AIM OF THE TASK> Return every entry exactly as written.

MATERIAL SHOWN>
▼▼▼
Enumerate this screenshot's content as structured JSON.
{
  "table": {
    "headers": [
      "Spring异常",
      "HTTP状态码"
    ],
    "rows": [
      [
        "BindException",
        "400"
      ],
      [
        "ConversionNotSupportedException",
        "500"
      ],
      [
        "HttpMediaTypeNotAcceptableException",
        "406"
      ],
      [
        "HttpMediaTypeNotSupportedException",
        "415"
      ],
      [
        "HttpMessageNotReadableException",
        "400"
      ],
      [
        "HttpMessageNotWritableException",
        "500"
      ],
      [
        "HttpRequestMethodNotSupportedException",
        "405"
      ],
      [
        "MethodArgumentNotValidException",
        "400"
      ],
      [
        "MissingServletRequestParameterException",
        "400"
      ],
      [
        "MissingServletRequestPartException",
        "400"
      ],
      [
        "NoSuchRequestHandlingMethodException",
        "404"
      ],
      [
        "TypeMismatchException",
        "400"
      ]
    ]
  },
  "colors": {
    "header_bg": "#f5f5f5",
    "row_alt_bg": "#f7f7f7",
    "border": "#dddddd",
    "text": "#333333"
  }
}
▲▲▲
FINISHED TASK>
Enumerate this screenshot's content as structured JSON.
{
  "table": {
    "headers": [
      "Spring异常",
      "HTTP状态码"
    ],
    "rows": [
      [
        "BindException",
        "400"
      ],
      [
        "ConversionNotSupportedException",
        "500"
      ],
      [
        "HttpMediaTypeNotAcceptableException",
        "406"
      ],
      [
        "HttpMediaTypeNotSupportedException",
        "415"
      ],
      [
        "HttpMessageNotReadableException",
        "400"
      ],
      [
        "HttpMessageNotWritableException",
        "500"
      ],
      [
        "HttpRequestMethodNotSupportedException",
        "405"
      ],
      [
        "MethodArgumentNotValidException",
        "400"
      ],
      [
        "MissingServletRequestParameterException",
        "400"
      ],
      [
        "MissingServletRequestPartException",
        "400"
      ],
      [
        "NoSuchRequestHandlingMethodException",
        "404"
      ],
      [
        "TypeMismatchException",
        "400"
      ]
    ]
  },
  "colors": {
    "header_bg": "#f5f5f5",
    "row_alt_bg": "#f7f7f7",
    "border": "#dddddd",
    "text": "#333333"
  }
}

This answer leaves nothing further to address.